Meskipun sebagai kekuatan yang bebas dan terikat oleh pengalaman-pengalaman dan realitas-realitas, bahkan bersifat netral dan mandiri, namun pada ujungnya akal terbatas juga oleh keterbatasan kita sebagai manusia. Apa yang maujud ini tidak mencerminkan kemutlakan sebagaimana yang ada di sisi Allah. Al-Qur’ān yang bersumber dari Yang Maha Mutlak inilah yang membuat ketetapan bagi kita. Keputusan-keputusannyalah yang harus kita jadikan rujukan bagi keputusan dan ketetapan akal kita.

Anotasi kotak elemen

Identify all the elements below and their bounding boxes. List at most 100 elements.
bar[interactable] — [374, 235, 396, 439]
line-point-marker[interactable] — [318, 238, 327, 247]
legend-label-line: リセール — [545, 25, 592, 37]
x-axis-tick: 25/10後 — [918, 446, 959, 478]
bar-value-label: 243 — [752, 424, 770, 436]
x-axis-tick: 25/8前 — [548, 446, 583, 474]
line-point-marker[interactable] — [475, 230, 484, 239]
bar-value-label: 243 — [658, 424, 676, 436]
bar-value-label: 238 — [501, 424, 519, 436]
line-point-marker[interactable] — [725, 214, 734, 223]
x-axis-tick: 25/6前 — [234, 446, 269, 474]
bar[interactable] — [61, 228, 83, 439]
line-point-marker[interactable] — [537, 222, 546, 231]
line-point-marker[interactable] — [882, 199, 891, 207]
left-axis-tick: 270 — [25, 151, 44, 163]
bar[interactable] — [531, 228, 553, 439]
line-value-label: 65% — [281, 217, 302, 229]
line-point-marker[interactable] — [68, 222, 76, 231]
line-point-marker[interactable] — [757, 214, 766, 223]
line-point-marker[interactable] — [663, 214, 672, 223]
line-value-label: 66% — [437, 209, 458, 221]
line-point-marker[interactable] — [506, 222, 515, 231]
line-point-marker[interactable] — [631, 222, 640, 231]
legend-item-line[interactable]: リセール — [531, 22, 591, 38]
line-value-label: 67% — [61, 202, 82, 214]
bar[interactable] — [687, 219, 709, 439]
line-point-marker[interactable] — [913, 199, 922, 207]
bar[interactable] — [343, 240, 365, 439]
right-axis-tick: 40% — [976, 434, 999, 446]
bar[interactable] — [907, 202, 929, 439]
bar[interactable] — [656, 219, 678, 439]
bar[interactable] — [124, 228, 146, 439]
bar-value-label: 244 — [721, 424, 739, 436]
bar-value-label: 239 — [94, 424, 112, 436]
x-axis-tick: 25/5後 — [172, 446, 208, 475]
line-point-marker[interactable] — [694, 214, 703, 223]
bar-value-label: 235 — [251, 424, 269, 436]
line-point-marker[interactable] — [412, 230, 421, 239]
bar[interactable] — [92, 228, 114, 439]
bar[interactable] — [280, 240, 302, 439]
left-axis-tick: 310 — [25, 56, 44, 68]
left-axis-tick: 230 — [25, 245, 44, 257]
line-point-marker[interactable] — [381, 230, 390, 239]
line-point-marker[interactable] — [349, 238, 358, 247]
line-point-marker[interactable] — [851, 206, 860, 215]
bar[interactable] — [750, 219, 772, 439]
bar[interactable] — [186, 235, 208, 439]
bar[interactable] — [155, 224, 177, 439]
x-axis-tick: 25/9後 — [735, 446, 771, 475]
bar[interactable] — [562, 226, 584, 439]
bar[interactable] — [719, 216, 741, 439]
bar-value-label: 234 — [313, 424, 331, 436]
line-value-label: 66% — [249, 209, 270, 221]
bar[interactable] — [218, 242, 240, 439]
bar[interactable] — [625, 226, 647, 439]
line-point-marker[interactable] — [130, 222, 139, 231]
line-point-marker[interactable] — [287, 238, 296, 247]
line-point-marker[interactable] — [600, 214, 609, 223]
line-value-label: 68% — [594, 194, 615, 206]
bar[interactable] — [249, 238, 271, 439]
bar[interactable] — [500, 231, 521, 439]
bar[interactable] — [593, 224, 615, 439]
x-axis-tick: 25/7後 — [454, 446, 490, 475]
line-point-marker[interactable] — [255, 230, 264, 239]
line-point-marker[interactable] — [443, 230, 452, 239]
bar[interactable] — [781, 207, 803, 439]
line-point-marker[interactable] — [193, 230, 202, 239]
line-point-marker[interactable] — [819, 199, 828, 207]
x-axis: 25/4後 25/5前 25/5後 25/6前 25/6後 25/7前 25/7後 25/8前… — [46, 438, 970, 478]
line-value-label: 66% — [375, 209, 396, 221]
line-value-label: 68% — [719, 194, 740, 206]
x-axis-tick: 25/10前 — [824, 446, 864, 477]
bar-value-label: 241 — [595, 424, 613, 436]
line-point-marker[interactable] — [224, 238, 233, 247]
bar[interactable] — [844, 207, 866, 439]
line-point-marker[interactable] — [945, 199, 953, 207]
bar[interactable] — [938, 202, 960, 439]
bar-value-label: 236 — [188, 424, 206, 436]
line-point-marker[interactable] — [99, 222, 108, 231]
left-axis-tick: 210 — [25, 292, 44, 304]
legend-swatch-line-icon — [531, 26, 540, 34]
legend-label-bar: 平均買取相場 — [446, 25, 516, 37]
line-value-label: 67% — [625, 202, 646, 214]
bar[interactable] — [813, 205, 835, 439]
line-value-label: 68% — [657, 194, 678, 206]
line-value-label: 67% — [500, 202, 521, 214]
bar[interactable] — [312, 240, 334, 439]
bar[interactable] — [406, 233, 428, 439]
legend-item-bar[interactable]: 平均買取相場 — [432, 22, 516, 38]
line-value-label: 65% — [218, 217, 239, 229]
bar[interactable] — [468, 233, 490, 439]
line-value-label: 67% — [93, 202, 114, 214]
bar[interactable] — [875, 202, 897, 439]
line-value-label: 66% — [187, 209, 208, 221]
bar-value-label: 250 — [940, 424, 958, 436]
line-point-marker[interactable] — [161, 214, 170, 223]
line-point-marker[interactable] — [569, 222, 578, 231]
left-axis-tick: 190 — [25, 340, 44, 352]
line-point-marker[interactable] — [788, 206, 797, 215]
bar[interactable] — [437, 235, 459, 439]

* Yang Dikerjakan
**a.** Menurut kutipan tentang akal, apa yang pada ujungnya membatasi akal?
**b.** Salin dengan persis bagian kutipan tentang akal, dari "Meskipun sebagai kekuatan" sampai "ketetapan akal kita.".
**c.** Tolong tulis lanjutan kutipan tentang akal dan Al-Qur’ān, mulai setelah kalimat terakhirnya.

* Jawaban Latihan
**a.** Keterbatasan kita sebagai manusia.

**b.**
Meskipun sebagai kekuatan yang bebas dan terikat oleh pengalaman-pengalaman dan realitas-realitas, bahkan bersifat netral dan mandiri, namun pada ujungnya akal terbatas juga oleh keterbatasan kita sebagai manusia. Apa yang maujud ini tidak mencerminkan kemutlakan sebagaimana yang ada di sisi Allah. Al-Qur’ān yang bersumber dari Yang Maha Mutlak inilah yang membuat ketetapan bagi kita. Keputusan-keputusannyalah yang harus kita jadikan rujukan bagi keputusan dan ketetapan akal kita.

**c.**
Oleh karena itu, tidak benar kalau dikatakan: “Petunjuk-petunjuk nash yang berbenturan dengan akal harus dita’wilkan,” sebagaimana banyak dilakukan oleh tokoh-tokoh Madrasah ‘Aqliyyah. Ini bukan berarti menyerah kepada khurafat, tetapi ma‘nanya adalah bahwa akal bukanlah untuk menghakimi ketetapan-ketetapan al-Qur’ān. Apabila materi-materi petunjuk dan kalimat-kalimat itu demikian jelas dan lurus, dialah yang menetapkan bagaimana seharusnya akal kita menerima. Juga bagaimana dibentuk kaidah-kaidah berpikir dan berlogika di dalam memahami petunjuk-petunjuknya, dan di dalam menghadapi hakikat-hakikat alam lainnya.
Kita kembali kepada materi surah ini dan petunjuk yang dikandung dalam kisahnya:
أَلَمْ تَرَ كَيْفَ فَعَلَ رَبُّكَ بِأَصْحَابِ الْفِيْلِ.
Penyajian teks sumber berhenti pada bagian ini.